[Problem to work on] Only a number is wanted: how many lines in the listing contain the word "covered"?

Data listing

◇ ◇ ◇ ◇

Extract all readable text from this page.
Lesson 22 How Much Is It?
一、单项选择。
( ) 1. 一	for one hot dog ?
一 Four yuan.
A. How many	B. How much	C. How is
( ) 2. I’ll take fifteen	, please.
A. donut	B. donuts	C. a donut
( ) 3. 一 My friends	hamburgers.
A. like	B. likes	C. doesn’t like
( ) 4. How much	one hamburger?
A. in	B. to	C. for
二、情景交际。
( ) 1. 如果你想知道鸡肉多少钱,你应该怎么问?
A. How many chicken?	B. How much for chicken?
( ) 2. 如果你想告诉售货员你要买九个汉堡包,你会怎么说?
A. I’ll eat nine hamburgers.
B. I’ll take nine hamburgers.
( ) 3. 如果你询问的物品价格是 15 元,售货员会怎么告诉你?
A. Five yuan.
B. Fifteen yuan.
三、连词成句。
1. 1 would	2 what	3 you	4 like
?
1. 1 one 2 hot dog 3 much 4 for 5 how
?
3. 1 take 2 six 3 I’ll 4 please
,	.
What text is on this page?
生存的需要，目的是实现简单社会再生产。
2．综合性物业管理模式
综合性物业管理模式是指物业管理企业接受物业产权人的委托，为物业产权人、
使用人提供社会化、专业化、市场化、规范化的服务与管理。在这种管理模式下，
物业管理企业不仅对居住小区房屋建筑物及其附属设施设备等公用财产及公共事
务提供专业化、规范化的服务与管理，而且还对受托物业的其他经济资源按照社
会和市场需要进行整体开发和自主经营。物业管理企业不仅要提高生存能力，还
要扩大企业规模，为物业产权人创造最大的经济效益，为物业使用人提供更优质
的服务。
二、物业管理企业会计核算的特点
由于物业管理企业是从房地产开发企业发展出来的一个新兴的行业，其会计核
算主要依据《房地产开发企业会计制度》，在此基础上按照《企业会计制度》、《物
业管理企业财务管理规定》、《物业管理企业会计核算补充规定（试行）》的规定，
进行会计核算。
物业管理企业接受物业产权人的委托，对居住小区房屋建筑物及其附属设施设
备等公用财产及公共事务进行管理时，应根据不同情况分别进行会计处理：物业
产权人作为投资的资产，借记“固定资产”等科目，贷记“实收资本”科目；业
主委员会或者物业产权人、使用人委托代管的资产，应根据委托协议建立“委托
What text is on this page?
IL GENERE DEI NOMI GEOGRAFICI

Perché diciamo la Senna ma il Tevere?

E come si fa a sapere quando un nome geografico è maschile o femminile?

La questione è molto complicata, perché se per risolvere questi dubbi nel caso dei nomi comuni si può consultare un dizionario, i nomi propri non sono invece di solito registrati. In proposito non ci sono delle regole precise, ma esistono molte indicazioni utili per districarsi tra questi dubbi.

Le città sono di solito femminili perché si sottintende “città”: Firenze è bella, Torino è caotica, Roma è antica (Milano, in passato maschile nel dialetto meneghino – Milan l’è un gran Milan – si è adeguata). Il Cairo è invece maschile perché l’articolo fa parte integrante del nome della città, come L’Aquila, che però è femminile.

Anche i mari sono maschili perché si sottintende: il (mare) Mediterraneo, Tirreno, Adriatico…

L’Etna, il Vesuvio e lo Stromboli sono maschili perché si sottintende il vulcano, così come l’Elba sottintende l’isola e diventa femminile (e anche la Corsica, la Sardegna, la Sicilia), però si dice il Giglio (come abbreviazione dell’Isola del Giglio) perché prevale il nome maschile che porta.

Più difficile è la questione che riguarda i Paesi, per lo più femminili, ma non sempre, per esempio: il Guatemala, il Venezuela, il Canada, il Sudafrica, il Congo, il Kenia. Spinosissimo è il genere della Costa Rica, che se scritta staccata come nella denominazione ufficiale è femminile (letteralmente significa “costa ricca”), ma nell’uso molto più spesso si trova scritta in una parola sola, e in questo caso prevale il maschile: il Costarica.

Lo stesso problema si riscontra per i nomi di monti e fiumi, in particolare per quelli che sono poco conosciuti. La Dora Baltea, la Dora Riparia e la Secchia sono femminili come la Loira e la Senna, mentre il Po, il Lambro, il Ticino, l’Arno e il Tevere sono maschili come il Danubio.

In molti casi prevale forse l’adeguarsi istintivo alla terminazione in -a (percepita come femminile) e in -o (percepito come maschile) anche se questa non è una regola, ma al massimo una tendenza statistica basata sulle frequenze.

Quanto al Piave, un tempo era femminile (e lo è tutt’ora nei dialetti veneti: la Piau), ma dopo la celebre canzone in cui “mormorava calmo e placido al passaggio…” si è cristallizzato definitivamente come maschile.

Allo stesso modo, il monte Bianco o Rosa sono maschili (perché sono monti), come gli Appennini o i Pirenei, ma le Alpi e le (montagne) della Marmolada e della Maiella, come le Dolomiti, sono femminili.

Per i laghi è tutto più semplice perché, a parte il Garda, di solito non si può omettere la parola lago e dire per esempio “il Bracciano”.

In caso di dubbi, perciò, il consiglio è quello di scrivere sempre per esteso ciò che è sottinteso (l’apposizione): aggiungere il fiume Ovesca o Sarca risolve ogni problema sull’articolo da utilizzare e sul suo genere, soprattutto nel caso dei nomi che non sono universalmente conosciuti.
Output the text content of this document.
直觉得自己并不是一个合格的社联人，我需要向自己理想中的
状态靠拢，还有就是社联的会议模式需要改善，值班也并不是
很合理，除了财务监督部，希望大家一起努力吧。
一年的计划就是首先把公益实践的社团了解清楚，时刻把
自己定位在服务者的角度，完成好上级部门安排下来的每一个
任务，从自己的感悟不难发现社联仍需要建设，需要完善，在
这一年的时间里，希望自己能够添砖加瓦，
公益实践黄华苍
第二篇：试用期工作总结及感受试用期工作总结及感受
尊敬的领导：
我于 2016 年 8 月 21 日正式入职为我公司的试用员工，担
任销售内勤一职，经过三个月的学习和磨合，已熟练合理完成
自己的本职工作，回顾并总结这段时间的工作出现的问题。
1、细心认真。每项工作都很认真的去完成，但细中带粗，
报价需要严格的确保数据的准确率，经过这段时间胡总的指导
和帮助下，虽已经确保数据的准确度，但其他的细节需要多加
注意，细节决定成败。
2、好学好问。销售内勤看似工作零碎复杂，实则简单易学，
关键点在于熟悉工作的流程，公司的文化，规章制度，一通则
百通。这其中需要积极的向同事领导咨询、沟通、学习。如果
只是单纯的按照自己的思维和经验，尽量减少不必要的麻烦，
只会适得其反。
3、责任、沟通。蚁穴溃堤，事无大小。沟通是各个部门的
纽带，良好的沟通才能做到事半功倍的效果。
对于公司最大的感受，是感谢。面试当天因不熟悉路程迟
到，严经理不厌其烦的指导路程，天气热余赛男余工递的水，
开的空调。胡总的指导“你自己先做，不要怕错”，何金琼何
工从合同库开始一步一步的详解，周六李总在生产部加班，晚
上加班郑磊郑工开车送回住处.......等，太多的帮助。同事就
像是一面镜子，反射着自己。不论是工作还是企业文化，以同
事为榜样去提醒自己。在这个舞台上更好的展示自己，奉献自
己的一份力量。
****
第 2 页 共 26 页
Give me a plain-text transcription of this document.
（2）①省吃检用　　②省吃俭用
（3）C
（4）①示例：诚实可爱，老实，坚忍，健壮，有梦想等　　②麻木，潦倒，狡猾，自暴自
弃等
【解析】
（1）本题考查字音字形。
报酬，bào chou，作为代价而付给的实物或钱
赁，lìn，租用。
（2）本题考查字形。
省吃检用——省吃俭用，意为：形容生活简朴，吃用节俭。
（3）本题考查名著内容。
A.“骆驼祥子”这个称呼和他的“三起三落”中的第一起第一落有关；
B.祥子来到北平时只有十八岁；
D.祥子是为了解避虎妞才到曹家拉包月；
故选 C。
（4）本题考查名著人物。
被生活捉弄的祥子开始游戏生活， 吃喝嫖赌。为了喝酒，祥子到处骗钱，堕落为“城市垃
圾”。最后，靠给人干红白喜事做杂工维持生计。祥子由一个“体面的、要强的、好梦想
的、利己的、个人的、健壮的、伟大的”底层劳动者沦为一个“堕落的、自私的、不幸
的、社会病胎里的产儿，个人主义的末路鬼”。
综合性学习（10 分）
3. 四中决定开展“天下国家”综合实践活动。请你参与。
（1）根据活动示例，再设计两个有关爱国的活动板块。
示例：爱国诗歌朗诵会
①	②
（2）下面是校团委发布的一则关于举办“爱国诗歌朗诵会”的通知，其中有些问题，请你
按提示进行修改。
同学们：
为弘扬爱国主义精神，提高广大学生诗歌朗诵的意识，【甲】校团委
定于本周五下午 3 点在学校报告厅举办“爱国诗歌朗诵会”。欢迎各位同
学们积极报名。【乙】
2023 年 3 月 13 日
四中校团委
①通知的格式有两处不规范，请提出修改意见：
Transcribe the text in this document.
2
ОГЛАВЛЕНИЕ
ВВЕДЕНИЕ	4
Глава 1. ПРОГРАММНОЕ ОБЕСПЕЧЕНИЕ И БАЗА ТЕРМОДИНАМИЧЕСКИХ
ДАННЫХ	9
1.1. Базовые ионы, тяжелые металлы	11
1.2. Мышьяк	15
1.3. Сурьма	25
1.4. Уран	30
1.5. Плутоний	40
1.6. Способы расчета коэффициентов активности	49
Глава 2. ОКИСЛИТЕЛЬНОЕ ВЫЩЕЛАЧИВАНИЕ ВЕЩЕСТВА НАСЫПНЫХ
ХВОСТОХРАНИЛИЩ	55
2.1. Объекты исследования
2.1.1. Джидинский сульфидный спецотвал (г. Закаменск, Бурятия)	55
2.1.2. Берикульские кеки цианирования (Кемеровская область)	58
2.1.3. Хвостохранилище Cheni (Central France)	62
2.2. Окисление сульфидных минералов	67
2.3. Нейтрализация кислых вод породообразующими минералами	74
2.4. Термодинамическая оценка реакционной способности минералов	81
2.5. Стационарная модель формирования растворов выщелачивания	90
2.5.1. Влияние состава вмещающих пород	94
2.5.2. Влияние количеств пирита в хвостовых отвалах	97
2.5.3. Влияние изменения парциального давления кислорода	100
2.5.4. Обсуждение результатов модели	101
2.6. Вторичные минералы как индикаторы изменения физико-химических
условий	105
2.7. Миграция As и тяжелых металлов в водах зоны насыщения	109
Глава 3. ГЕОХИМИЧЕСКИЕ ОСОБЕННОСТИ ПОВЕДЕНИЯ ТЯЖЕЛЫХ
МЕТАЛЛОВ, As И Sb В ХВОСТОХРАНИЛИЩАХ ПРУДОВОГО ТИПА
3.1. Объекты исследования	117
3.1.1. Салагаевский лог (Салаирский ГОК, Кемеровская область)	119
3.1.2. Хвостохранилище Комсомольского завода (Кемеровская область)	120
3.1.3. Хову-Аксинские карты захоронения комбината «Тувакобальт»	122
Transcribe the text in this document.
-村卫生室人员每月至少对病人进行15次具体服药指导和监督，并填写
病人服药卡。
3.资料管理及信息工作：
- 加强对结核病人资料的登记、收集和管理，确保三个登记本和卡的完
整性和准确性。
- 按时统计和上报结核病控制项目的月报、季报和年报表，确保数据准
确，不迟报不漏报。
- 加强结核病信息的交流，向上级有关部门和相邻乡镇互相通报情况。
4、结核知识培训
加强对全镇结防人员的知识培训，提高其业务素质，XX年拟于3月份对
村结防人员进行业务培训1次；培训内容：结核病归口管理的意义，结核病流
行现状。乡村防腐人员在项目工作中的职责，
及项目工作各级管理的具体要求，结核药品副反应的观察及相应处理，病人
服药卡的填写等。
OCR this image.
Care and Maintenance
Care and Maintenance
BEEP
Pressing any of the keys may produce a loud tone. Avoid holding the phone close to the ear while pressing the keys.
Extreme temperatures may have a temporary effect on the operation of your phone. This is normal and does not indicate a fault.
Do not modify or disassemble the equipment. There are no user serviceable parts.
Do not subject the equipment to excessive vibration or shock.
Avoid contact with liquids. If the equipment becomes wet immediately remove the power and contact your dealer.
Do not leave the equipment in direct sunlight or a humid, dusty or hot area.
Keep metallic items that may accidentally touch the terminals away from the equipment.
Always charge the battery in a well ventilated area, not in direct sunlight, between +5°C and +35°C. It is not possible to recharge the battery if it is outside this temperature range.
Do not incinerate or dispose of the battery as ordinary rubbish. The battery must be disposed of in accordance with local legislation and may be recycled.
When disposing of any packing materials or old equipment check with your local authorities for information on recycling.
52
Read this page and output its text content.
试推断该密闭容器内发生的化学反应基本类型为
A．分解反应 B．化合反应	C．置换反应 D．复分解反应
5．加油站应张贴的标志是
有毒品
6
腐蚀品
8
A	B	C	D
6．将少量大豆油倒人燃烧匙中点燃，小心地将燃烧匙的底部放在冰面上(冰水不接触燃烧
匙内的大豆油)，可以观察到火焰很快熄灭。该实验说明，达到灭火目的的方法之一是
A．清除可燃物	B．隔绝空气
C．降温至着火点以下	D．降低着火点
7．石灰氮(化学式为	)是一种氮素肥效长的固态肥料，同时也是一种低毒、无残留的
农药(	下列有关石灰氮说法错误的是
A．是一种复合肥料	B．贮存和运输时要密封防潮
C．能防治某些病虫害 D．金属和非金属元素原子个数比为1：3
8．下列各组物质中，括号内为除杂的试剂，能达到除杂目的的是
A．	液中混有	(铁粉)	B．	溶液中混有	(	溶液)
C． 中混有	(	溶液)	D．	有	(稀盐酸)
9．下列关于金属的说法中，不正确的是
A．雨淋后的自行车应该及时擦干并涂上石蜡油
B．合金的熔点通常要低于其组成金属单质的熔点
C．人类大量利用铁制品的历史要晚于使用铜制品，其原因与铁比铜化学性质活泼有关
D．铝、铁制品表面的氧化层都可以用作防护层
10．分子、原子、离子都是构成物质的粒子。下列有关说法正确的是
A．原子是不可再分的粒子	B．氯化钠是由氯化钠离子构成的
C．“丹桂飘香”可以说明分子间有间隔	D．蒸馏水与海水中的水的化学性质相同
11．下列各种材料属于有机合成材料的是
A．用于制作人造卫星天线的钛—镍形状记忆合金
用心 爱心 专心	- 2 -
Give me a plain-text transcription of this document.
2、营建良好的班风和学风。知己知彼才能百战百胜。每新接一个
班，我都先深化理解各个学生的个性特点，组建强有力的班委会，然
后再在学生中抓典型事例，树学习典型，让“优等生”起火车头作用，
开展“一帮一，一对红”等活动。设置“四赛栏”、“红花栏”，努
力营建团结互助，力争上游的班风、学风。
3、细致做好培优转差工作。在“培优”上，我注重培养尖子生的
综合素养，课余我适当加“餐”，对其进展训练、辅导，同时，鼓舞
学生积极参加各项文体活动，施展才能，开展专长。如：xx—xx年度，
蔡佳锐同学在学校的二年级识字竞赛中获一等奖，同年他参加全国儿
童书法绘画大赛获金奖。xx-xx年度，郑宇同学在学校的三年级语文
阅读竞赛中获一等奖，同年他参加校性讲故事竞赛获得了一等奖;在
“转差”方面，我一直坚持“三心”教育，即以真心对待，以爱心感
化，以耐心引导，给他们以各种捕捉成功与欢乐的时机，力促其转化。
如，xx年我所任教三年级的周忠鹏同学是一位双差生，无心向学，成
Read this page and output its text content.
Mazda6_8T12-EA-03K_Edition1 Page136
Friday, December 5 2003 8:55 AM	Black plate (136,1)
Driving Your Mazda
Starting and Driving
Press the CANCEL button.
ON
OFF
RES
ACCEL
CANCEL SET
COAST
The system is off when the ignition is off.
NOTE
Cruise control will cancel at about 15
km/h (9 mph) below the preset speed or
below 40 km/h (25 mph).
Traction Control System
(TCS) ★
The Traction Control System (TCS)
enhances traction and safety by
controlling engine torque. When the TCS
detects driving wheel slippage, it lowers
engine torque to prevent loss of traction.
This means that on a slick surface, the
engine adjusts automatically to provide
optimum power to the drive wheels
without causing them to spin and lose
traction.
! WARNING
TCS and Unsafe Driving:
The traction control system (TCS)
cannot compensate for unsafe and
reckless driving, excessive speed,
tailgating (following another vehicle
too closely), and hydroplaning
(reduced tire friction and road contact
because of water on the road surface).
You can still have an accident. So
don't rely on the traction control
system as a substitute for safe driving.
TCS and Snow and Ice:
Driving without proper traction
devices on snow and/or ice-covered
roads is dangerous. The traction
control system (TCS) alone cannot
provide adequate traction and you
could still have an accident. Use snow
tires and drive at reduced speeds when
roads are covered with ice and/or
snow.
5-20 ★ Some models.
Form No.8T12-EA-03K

◇ ◇ ◇ ◇

[Result for this exercise] 2